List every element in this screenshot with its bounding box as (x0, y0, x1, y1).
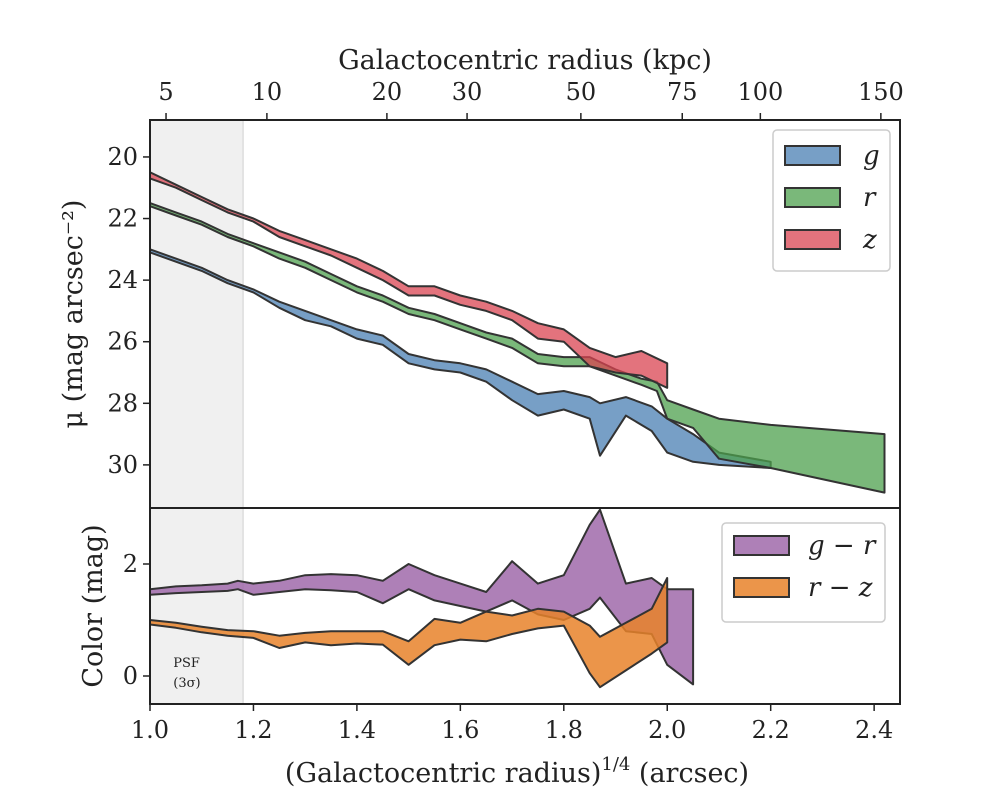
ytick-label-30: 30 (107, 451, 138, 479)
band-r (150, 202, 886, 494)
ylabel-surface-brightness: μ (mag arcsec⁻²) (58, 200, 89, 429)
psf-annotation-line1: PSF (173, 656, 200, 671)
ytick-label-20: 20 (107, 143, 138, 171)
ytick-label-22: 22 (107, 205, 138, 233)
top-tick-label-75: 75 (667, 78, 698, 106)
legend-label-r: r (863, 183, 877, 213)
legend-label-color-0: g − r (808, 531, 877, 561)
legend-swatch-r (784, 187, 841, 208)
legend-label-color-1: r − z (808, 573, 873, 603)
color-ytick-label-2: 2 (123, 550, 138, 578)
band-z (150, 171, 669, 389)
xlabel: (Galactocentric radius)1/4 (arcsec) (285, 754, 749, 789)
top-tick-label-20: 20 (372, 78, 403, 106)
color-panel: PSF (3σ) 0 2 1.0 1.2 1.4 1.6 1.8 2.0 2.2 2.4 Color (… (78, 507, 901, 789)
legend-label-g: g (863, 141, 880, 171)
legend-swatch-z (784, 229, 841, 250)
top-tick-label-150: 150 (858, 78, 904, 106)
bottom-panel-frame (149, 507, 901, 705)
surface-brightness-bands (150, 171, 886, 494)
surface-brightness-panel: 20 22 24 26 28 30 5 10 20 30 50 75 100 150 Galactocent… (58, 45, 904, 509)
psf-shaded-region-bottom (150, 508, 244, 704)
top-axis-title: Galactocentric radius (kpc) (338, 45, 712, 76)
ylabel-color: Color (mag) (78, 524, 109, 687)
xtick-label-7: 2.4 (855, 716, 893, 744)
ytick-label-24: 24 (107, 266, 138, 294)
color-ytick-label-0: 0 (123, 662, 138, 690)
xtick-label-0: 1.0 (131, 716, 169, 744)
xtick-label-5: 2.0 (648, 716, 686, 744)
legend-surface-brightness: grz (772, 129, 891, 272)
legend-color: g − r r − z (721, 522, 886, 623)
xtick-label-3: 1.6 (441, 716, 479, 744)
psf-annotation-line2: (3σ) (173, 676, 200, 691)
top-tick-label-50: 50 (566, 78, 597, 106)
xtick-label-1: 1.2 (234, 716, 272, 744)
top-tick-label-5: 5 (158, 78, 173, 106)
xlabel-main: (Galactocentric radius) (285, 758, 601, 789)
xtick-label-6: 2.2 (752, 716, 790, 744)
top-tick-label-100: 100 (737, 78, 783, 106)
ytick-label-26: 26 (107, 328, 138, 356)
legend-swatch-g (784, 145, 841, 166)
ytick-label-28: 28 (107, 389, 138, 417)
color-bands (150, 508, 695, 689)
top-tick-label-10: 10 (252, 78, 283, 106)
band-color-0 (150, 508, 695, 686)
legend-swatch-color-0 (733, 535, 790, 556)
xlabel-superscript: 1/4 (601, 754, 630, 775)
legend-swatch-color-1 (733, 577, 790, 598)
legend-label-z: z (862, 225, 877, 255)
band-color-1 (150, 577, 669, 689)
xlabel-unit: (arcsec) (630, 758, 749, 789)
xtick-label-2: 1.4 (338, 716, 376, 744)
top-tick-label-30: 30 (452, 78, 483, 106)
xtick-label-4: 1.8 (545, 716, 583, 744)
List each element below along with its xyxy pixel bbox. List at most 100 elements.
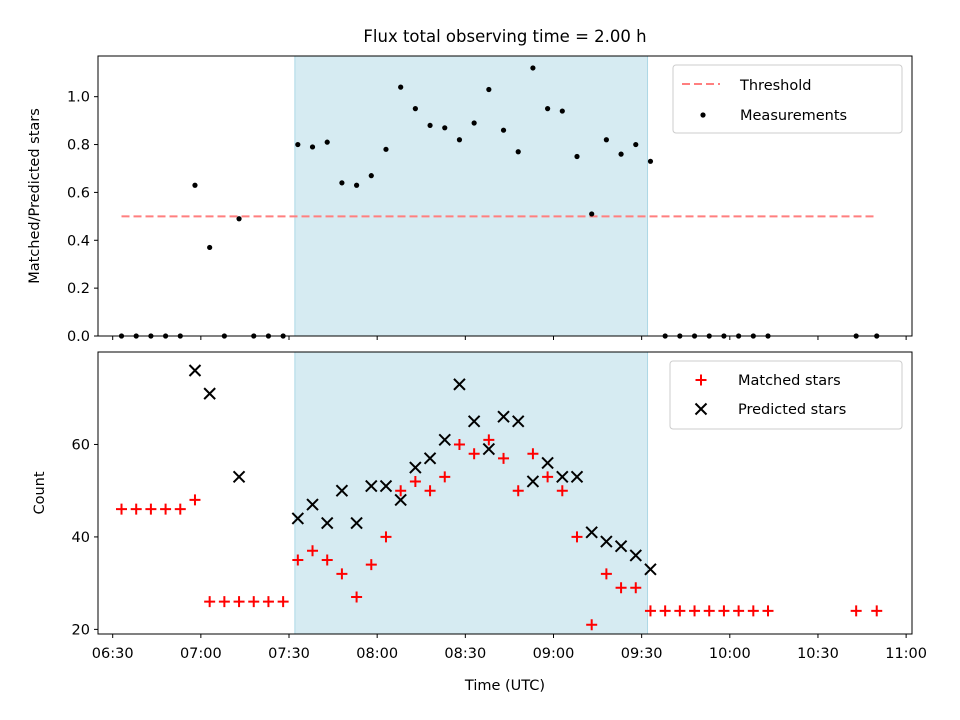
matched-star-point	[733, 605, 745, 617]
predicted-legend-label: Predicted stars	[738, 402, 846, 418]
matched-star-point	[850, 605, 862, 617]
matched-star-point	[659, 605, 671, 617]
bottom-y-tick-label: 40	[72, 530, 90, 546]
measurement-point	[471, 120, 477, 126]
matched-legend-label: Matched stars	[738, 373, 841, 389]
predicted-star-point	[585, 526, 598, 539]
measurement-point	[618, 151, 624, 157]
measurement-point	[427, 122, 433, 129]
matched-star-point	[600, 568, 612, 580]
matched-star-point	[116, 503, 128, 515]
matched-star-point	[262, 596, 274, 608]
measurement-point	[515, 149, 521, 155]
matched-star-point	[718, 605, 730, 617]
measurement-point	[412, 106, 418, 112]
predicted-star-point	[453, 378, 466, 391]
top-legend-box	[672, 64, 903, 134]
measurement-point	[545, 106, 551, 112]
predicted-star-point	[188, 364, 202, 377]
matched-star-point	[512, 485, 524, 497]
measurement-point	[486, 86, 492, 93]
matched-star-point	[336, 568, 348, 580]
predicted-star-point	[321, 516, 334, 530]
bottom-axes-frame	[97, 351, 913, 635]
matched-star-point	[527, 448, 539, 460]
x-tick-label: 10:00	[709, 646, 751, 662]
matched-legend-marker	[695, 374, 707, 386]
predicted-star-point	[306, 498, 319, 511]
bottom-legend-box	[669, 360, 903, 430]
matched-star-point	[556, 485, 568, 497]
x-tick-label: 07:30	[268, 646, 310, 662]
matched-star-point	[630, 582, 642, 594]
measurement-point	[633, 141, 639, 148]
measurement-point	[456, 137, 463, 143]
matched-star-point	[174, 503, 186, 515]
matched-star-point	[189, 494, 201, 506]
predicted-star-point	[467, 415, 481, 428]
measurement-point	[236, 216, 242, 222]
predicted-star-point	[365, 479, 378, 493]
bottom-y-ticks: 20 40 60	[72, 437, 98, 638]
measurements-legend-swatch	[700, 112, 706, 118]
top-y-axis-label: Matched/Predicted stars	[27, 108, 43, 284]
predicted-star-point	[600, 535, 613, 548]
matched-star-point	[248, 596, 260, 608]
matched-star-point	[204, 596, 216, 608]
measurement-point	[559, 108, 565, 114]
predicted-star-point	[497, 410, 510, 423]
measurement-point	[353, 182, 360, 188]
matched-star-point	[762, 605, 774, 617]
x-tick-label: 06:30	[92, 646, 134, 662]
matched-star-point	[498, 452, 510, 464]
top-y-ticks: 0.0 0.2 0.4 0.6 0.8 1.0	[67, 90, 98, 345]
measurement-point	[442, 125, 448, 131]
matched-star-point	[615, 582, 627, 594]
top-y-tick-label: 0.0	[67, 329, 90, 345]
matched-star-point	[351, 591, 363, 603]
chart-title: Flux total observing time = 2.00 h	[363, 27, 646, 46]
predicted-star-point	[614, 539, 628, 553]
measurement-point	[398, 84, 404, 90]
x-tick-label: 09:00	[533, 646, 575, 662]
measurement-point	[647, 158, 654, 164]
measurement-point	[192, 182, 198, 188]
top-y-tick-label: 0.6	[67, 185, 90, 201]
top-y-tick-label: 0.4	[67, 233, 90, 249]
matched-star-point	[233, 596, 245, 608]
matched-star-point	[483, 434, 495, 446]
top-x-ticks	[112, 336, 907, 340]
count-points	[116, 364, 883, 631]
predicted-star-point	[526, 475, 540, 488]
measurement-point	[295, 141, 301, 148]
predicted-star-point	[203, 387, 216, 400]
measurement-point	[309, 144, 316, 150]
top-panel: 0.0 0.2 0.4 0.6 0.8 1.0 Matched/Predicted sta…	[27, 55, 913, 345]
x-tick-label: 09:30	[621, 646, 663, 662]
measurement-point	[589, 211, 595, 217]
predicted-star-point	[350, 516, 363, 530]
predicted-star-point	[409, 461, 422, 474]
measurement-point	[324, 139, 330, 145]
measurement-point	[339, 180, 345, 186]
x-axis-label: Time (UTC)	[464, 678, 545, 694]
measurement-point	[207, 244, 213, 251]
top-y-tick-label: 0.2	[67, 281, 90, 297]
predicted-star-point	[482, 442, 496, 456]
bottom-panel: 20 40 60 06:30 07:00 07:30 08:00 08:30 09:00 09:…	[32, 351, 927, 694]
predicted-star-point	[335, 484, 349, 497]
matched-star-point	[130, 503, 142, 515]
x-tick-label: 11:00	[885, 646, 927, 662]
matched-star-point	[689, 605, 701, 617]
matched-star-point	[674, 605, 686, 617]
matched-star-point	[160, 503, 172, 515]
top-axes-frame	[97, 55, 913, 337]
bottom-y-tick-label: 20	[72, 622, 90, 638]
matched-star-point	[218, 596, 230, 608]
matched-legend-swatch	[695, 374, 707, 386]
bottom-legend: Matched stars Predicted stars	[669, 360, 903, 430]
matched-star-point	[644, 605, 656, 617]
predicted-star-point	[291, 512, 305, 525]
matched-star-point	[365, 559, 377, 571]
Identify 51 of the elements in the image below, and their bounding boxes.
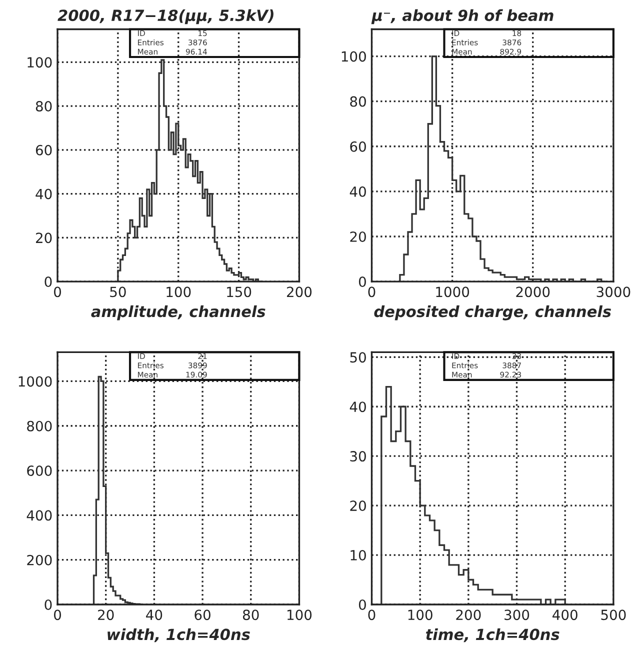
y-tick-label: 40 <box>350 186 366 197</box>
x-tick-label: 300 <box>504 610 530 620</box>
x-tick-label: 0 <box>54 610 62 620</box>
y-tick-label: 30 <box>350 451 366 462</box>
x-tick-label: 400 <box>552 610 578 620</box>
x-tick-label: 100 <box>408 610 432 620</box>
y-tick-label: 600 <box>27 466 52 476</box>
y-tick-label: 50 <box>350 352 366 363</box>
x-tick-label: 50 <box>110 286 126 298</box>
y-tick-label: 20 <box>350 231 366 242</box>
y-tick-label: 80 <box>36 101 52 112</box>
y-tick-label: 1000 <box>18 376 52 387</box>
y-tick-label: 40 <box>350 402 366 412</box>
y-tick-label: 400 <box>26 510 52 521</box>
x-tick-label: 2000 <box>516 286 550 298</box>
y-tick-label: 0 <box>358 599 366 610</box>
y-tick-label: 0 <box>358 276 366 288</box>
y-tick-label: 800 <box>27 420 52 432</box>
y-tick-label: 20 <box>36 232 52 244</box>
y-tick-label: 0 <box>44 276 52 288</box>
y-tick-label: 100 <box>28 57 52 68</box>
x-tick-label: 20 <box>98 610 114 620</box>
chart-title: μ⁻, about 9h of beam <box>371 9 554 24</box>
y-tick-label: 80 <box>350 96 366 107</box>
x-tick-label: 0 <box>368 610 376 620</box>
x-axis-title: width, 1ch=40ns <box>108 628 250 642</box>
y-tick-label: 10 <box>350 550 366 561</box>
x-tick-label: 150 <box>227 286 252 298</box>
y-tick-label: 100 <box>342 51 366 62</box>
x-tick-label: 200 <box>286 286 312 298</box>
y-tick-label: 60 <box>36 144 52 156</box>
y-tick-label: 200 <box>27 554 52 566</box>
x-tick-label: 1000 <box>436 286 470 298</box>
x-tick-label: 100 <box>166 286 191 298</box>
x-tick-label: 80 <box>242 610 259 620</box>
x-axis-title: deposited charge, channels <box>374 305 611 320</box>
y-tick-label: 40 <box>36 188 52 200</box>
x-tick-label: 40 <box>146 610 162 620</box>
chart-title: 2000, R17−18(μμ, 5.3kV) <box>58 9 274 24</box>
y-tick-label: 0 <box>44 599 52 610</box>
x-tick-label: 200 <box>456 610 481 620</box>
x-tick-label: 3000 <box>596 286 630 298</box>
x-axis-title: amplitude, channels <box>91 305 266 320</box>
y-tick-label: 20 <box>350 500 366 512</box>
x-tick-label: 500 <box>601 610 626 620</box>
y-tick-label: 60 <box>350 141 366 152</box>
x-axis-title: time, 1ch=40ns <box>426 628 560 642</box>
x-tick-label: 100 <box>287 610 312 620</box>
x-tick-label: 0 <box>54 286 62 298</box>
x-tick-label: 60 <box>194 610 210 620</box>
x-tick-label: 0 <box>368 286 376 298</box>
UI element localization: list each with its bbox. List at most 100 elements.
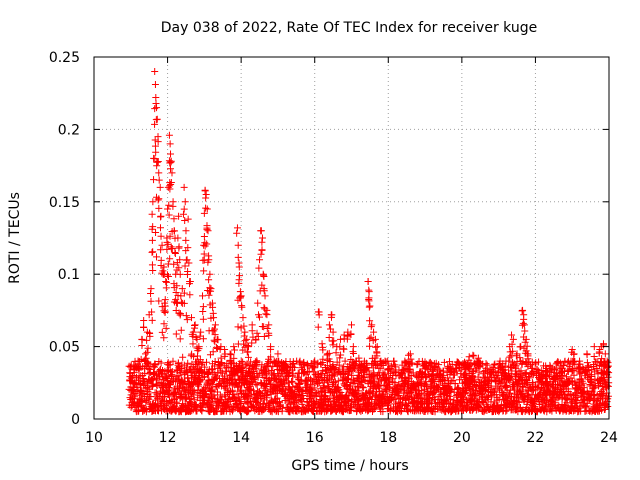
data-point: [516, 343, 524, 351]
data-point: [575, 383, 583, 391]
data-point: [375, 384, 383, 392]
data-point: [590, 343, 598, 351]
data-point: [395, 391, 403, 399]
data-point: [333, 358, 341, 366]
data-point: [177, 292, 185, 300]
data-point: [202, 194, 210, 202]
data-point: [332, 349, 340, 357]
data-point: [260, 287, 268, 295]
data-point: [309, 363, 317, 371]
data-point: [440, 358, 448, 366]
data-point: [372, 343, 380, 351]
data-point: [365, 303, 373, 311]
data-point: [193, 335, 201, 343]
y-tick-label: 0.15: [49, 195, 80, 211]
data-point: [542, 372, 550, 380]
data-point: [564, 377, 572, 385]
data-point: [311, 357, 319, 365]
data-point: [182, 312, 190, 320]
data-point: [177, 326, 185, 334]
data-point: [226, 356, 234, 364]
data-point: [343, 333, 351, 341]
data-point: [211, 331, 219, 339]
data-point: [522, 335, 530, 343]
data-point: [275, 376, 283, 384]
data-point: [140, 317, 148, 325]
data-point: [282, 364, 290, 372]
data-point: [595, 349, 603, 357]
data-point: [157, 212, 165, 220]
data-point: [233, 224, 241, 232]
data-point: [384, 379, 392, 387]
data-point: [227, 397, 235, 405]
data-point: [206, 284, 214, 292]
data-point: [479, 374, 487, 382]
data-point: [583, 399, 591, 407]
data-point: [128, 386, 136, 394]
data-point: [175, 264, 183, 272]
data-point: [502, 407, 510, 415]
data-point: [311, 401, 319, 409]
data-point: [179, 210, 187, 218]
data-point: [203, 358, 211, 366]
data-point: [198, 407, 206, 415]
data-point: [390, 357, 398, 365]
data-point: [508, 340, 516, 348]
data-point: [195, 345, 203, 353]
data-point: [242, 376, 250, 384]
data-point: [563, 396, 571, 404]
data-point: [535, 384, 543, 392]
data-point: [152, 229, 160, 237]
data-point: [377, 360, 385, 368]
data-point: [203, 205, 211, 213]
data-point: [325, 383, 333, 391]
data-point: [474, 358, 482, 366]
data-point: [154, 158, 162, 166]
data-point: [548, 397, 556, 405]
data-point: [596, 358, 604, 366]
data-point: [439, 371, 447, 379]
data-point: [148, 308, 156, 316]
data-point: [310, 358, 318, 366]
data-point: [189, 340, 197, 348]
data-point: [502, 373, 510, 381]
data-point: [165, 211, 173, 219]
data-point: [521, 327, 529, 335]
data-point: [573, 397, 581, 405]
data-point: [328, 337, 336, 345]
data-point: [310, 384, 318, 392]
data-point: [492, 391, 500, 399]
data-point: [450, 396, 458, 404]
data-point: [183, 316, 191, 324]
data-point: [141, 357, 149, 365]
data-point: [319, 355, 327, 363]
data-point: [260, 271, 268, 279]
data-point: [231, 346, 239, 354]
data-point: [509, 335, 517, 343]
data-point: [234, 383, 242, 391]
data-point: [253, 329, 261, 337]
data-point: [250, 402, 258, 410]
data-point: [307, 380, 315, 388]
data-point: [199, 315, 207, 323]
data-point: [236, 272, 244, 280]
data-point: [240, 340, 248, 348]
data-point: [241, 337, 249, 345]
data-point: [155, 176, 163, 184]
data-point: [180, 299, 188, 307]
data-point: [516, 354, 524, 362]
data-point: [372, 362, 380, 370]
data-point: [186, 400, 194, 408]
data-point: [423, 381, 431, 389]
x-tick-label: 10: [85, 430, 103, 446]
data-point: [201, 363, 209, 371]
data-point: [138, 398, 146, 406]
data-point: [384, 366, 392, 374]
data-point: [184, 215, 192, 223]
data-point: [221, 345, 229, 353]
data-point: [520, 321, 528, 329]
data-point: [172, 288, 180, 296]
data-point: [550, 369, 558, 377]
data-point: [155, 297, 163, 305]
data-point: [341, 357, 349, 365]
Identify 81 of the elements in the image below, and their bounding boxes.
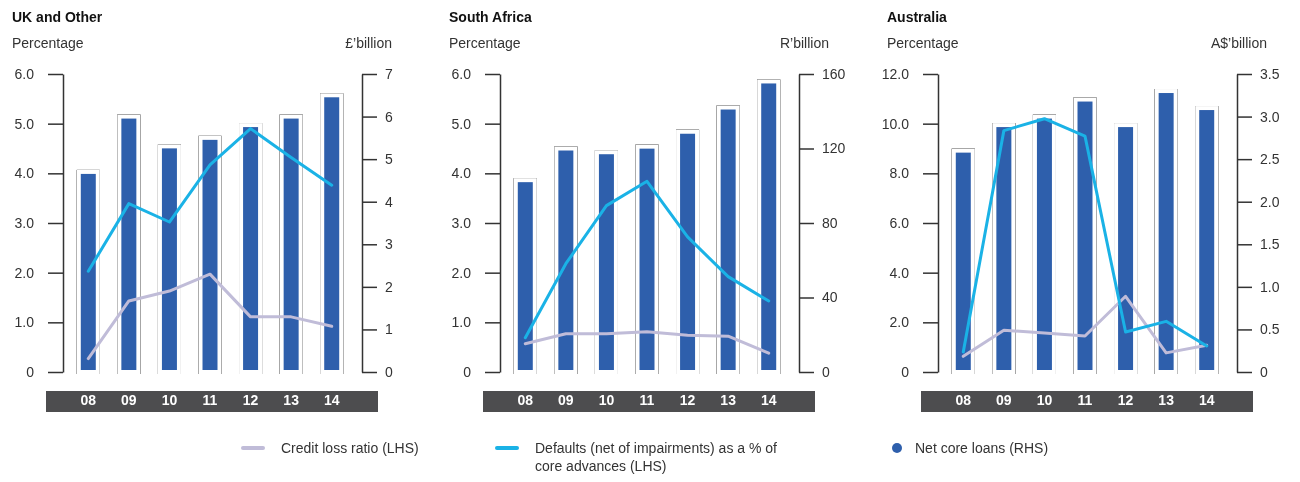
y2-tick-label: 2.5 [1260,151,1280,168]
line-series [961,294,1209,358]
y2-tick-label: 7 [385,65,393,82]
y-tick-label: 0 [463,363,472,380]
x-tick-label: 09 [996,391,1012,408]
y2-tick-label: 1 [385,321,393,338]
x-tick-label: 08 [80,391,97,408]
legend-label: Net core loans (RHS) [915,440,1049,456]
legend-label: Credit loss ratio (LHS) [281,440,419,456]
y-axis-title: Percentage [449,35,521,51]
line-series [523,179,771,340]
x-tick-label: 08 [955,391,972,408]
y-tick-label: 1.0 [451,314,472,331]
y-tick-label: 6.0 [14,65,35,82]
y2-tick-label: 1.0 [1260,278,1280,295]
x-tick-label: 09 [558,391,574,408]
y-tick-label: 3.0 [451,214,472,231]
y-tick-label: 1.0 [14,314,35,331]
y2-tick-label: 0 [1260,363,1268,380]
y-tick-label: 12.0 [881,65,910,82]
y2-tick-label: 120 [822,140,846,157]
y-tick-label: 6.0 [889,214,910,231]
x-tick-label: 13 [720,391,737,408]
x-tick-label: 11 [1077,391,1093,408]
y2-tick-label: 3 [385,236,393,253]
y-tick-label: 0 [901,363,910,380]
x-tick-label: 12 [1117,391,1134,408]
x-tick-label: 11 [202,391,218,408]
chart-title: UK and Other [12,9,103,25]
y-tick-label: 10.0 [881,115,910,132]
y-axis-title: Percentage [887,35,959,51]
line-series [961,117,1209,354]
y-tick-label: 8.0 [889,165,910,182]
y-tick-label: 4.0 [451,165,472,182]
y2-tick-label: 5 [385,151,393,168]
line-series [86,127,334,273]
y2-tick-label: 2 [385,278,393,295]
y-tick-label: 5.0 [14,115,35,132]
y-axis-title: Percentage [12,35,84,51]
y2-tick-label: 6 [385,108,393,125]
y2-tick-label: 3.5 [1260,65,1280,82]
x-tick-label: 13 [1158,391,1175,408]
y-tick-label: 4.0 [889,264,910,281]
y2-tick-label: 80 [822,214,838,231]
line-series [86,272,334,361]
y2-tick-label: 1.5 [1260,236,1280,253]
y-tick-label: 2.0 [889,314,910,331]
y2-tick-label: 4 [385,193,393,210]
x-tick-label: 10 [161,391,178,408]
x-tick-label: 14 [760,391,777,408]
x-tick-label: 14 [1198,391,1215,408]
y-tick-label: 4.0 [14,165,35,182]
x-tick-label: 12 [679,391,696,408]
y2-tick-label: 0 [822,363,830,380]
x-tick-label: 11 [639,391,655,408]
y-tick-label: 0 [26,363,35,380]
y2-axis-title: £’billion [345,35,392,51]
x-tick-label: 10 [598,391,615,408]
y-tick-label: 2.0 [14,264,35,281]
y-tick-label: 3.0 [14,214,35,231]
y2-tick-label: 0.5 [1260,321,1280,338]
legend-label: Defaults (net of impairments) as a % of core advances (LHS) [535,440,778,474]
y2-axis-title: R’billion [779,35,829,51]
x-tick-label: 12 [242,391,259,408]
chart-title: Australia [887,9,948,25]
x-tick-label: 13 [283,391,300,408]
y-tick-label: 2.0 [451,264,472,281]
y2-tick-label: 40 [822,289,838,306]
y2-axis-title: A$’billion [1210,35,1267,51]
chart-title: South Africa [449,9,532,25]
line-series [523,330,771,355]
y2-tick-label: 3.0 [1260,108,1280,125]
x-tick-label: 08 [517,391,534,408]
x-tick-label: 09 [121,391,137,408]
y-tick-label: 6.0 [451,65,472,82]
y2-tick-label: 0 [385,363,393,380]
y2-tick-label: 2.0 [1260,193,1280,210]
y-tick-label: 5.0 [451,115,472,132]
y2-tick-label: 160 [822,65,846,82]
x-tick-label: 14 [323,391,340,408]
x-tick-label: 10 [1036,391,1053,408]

-------

WRITTEN TASK: How many lines of the records contain the string "image", matching case exactly? Reply with the number alone.

FINAL RESULT: 2